Aim of the task:
Scan the records for the word "name". Copy each line that includes it.

Dataset rows about figures:
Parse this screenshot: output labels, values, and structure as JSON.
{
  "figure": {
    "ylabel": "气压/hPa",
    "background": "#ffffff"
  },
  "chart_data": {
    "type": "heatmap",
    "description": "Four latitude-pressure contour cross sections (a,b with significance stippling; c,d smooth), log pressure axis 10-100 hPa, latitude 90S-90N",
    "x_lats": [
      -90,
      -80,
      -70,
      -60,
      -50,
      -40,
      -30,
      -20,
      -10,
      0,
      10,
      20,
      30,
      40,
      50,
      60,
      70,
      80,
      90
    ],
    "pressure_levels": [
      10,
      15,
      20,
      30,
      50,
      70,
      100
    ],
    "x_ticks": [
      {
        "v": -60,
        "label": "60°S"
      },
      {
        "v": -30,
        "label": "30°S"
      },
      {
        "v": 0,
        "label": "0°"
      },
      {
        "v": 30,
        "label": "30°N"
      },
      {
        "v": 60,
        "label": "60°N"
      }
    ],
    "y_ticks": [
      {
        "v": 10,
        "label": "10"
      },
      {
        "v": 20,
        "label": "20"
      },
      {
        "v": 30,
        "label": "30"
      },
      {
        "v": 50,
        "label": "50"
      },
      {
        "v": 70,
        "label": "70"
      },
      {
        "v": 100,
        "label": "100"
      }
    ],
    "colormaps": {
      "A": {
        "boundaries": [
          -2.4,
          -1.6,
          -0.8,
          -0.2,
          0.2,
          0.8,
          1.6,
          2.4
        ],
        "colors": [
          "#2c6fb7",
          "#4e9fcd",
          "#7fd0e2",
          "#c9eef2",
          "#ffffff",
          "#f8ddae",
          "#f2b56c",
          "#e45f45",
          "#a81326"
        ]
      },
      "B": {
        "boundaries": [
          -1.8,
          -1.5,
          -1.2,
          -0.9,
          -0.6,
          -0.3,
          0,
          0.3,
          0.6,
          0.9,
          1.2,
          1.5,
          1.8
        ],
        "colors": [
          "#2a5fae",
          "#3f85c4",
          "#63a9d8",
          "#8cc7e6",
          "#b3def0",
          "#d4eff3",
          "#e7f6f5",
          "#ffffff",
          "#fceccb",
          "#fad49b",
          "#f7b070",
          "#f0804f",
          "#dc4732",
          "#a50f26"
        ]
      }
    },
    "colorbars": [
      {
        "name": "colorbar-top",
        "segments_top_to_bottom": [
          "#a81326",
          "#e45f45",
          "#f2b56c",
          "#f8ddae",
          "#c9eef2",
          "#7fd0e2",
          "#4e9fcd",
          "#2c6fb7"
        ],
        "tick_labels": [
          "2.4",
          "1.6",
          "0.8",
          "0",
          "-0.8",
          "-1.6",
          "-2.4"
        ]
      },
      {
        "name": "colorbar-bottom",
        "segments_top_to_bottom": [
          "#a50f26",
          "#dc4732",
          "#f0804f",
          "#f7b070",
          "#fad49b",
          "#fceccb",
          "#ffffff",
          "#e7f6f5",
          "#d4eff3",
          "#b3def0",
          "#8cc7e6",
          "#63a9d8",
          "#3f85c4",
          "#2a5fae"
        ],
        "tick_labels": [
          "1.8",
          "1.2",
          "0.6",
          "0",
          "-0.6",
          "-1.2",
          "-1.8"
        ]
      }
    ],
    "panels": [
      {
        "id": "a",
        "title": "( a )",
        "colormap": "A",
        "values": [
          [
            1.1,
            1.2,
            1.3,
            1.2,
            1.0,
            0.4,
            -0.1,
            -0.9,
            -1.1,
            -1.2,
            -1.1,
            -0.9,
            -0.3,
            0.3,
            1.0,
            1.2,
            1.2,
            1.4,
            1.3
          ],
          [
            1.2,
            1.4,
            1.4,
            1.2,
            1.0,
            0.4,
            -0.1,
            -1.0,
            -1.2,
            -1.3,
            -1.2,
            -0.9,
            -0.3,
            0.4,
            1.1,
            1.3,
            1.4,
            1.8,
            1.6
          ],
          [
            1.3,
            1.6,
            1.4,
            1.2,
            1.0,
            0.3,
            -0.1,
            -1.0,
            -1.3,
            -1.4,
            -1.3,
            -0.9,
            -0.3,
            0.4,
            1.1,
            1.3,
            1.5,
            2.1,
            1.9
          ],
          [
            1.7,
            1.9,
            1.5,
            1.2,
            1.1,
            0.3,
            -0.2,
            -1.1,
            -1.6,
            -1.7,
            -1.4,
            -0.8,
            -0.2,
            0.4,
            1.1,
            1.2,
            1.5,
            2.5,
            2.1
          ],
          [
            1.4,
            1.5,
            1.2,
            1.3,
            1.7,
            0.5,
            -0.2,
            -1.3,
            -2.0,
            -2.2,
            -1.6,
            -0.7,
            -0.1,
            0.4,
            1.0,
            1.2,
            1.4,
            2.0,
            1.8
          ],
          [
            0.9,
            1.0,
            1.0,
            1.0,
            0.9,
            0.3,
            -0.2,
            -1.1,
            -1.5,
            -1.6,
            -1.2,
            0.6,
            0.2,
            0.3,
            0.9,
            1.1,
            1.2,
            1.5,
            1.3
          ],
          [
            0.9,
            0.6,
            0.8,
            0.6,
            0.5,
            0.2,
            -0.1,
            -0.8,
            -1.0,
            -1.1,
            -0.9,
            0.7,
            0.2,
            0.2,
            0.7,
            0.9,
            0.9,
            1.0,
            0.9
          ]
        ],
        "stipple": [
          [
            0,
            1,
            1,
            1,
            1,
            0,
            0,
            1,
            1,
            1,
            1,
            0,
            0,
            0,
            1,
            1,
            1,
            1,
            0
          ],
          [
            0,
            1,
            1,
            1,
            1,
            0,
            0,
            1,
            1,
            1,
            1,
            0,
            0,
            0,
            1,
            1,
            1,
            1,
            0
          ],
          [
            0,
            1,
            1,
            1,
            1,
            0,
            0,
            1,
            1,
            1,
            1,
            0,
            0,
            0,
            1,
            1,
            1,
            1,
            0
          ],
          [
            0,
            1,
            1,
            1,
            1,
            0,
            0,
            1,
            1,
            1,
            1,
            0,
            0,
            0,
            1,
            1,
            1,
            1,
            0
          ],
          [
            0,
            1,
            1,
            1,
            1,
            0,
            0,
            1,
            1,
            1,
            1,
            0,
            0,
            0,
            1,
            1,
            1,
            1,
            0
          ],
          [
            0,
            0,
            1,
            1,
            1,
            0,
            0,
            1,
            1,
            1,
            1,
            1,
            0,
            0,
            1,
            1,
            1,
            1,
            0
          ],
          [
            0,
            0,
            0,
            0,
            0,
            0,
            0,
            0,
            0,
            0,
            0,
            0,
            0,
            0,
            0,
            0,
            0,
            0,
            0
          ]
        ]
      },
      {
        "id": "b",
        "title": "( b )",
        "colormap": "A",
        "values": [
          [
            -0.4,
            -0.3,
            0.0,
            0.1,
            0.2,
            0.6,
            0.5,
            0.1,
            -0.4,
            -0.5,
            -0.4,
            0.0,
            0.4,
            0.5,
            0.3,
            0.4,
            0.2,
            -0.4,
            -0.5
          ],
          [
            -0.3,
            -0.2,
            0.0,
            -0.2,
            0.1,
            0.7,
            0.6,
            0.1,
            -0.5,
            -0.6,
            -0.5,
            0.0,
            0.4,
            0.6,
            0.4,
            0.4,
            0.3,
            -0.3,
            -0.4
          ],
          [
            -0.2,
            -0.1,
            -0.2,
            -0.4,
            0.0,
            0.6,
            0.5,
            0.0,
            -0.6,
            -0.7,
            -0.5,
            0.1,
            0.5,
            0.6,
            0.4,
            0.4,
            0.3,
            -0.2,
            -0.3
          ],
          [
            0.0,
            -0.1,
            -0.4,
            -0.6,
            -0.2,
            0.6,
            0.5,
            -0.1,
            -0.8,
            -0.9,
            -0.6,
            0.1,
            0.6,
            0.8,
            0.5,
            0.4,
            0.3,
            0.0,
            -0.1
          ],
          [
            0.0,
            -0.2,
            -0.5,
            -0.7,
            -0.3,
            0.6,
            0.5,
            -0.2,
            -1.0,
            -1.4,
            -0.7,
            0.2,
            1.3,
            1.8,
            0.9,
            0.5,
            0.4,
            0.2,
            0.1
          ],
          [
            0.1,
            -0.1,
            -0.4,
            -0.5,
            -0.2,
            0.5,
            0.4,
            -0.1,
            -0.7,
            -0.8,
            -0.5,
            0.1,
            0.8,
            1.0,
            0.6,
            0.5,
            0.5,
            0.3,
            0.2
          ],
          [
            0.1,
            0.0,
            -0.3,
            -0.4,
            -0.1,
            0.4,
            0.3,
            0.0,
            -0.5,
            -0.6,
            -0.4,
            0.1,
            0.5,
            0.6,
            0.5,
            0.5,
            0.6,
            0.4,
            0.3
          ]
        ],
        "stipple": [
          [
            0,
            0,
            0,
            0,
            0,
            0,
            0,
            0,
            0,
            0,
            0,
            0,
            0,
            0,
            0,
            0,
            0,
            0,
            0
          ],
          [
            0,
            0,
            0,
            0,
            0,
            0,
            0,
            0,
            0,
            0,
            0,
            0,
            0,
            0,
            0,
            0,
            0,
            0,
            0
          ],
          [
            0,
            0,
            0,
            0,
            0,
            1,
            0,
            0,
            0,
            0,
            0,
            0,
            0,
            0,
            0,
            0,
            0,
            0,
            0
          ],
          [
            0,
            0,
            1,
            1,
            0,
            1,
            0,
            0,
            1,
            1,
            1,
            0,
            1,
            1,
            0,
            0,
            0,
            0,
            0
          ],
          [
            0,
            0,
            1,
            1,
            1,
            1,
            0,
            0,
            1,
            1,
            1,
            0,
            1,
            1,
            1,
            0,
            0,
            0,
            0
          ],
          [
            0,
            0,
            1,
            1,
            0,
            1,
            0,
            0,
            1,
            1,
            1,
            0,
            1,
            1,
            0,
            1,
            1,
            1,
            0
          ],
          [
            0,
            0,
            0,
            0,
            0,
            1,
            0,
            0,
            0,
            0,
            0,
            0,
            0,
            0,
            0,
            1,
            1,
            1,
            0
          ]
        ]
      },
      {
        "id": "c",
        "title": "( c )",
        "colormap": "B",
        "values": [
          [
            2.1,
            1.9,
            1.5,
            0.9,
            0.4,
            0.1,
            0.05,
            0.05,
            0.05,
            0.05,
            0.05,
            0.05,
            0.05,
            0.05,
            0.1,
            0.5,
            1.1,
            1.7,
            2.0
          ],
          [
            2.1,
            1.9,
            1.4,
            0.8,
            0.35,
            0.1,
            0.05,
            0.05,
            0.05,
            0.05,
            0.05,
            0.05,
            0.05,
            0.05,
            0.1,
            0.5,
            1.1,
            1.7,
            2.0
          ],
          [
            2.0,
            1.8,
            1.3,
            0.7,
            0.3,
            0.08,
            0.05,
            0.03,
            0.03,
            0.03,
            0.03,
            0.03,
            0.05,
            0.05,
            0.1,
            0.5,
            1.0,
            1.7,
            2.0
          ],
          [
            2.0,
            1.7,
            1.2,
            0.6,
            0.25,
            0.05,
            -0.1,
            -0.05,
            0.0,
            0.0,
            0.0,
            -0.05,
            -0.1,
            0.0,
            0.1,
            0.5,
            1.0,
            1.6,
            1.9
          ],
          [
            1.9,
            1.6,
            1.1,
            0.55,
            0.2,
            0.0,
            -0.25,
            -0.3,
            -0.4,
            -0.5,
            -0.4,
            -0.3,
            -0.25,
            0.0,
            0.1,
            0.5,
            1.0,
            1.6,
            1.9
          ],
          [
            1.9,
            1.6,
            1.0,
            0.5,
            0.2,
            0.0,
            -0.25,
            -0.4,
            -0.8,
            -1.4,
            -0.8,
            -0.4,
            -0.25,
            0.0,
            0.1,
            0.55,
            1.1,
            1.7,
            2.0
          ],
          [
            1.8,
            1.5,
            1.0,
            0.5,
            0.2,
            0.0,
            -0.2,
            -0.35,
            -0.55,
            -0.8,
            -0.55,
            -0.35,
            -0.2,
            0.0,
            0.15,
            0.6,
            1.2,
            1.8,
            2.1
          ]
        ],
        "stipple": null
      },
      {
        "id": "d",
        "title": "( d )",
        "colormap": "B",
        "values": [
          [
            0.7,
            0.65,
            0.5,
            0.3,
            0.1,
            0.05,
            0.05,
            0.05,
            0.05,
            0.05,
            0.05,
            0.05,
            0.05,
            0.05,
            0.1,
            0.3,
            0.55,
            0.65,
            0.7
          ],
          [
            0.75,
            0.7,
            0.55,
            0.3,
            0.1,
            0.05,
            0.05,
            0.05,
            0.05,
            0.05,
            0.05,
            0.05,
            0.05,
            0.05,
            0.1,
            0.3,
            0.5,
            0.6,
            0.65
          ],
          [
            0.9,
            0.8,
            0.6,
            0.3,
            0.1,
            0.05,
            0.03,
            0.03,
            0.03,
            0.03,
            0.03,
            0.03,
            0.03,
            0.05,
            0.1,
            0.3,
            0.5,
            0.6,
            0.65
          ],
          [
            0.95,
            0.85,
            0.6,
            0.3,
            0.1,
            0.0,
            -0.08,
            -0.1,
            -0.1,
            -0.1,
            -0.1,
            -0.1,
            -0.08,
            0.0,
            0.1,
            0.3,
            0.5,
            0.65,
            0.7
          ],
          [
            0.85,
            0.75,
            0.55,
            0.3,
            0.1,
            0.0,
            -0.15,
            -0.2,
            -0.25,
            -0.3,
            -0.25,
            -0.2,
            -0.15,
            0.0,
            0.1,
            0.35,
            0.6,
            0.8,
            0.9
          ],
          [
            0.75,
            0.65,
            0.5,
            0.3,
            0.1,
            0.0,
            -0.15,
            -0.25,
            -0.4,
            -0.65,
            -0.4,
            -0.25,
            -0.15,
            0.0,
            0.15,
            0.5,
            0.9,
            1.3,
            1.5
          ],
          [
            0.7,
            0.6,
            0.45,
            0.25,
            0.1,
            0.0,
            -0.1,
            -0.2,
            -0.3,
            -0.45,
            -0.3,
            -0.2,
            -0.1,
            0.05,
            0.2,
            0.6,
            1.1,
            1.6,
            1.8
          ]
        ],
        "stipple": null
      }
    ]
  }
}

Solution to this exercise:
        "name": "colorbar-top",
        "name": "colorbar-bottom",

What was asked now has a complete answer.